## Written instruction
All of the data below should be written out exactly.

## Source data
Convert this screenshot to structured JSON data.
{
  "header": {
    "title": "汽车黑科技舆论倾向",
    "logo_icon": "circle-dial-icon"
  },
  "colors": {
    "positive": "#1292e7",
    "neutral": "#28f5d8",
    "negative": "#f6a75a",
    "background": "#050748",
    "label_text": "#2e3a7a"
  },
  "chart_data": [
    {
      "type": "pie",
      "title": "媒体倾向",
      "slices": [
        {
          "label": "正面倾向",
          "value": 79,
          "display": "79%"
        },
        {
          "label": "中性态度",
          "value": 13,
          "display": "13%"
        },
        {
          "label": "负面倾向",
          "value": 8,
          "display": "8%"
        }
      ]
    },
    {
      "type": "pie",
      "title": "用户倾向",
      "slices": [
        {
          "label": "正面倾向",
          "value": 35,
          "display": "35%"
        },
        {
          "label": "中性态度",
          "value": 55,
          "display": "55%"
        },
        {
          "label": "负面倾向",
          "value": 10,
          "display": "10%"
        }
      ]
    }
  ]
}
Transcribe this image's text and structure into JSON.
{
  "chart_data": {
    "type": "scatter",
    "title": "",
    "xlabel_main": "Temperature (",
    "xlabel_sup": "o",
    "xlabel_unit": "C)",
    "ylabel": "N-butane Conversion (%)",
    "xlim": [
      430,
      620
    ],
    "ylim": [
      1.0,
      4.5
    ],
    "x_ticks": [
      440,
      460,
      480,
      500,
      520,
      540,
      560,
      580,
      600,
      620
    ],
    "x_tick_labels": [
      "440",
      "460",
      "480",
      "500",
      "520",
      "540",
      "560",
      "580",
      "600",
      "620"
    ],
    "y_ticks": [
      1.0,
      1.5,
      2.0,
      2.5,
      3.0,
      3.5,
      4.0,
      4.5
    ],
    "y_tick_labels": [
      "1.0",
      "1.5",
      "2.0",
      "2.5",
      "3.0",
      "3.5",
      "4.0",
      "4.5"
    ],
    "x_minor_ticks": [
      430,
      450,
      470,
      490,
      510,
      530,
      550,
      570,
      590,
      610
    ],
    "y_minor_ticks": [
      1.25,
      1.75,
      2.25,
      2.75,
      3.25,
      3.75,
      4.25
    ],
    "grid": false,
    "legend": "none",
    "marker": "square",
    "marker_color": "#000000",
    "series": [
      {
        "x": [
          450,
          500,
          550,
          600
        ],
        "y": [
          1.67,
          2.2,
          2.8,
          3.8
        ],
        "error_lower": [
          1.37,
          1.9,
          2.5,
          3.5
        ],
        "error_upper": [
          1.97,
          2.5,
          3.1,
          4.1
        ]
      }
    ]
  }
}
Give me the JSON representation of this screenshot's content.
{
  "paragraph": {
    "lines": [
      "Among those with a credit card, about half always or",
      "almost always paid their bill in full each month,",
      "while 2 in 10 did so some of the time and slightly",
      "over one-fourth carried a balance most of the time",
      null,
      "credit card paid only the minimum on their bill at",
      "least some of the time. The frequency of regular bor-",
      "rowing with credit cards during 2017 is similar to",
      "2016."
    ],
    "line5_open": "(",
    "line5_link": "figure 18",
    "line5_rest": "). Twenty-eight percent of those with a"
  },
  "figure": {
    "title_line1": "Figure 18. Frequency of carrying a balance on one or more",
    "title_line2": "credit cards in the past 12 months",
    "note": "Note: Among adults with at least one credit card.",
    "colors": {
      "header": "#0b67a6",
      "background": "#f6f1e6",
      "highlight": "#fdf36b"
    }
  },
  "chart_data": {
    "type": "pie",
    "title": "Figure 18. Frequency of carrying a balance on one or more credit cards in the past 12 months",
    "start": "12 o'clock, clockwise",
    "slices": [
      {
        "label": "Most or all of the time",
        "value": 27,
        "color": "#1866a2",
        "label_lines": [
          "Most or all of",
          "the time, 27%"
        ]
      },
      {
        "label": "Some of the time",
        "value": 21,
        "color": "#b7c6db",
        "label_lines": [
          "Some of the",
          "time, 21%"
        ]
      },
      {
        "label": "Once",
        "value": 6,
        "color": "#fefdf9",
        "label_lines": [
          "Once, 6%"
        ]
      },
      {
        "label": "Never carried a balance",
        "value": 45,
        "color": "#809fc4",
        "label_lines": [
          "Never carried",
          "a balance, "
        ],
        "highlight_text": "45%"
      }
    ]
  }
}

## Final answer
Convert this screenshot to structured JSON data.
{
  "header": {
    "title": "汽车黑科技舆论倾向",
    "logo_icon": "circle-dial-icon"
  },
  "colors": {
    "positive": "#1292e7",
    "neutral": "#28f5d8",
    "negative": "#f6a75a",
    "background": "#050748",
    "label_text": "#2e3a7a"
  },
  "chart_data": [
    {
      "type": "pie",
      "title": "媒体倾向",
      "slices": [
        {
          "label": "正面倾向",
          "value": 79,
          "display": "79%"
        },
        {
          "label": "中性态度",
          "value": 13,
          "display": "13%"
        },
        {
          "label": "负面倾向",
          "value": 8,
          "display": "8%"
        }
      ]
    },
    {
      "type": "pie",
      "title": "用户倾向",
      "slices": [
        {
          "label": "正面倾向",
          "value": 35,
          "display": "35%"
        },
        {
          "label": "中性态度",
          "value": 55,
          "display": "55%"
        },
        {
          "label": "负面倾向",
          "value": 10,
          "display": "10%"
        }
      ]
    }
  ]
}
Transcribe this image's text and structure into JSON.
{
  "chart_data": {
    "type": "scatter",
    "title": "",
    "xlabel_main": "Temperature (",
    "xlabel_sup": "o",
    "xlabel_unit": "C)",
    "ylabel": "N-butane Conversion (%)",
    "xlim": [
      430,
      620
    ],
    "ylim": [
      1.0,
      4.5
    ],
    "x_ticks": [
      440,
      460,
      480,
      500,
      520,
      540,
      560,
      580,
      600,
      620
    ],
    "x_tick_labels": [
      "440",
      "460",
      "480",
      "500",
      "520",
      "540",
      "560",
      "580",
      "600",
      "620"
    ],
    "y_ticks": [
      1.0,
      1.5,
      2.0,
      2.5,
      3.0,
      3.5,
      4.0,
      4.5
    ],
    "y_tick_labels": [
      "1.0",
      "1.5",
      "2.0",
      "2.5",
      "3.0",
      "3.5",
      "4.0",
      "4.5"
    ],
    "x_minor_ticks": [
      430,
      450,
      470,
      490,
      510,
      530,
      550,
      570,
      590,
      610
    ],
    "y_minor_ticks": [
      1.25,
      1.75,
      2.25,
      2.75,
      3.25,
      3.75,
      4.25
    ],
    "grid": false,
    "legend": "none",
    "marker": "square",
    "marker_color": "#000000",
    "series": [
      {
        "x": [
          450,
          500,
          550,
          600
        ],
        "y": [
          1.67,
          2.2,
          2.8,
          3.8
        ],
        "error_lower": [
          1.37,
          1.9,
          2.5,
          3.5
        ],
        "error_upper": [
          1.97,
          2.5,
          3.1,
          4.1
        ]
      }
    ]
  }
}
Give me the JSON representation of this screenshot's content.
{
  "paragraph": {
    "lines": [
      "Among those with a credit card, about half always or",
      "almost always paid their bill in full each month,",
      "while 2 in 10 did so some of the time and slightly",
      "over one-fourth carried a balance most of the time",
      null,
      "credit card paid only the minimum on their bill at",
      "least some of the time. The frequency of regular bor-",
      "rowing with credit cards during 2017 is similar to",
      "2016."
    ],
    "line5_open": "(",
    "line5_link": "figure 18",
    "line5_rest": "). Twenty-eight percent of those with a"
  },
  "figure": {
    "title_line1": "Figure 18. Frequency of carrying a balance on one or more",
    "title_line2": "credit cards in the past 12 months",
    "note": "Note: Among adults with at least one credit card.",
    "colors": {
      "header": "#0b67a6",
      "background": "#f6f1e6",
      "highlight": "#fdf36b"
    }
  },
  "chart_data": {
    "type": "pie",
    "title": "Figure 18. Frequency of carrying a balance on one or more credit cards in the past 12 months",
    "start": "12 o'clock, clockwise",
    "slices": [
      {
        "label": "Most or all of the time",
        "value": 27,
        "color": "#1866a2",
        "label_lines": [
          "Most or all of",
          "the time, 27%"
        ]
      },
      {
        "label": "Some of the time",
        "value": 21,
        "color": "#b7c6db",
        "label_lines": [
          "Some of the",
          "time, 21%"
        ]
      },
      {
        "label": "Once",
        "value": 6,
        "color": "#fefdf9",
        "label_lines": [
          "Once, 6%"
        ]
      },
      {
        "label": "Never carried a balance",
        "value": 45,
        "color": "#809fc4",
        "label_lines": [
          "Never carried",
          "a balance, "
        ],
        "highlight_text": "45%"
      }
    ]
  }
}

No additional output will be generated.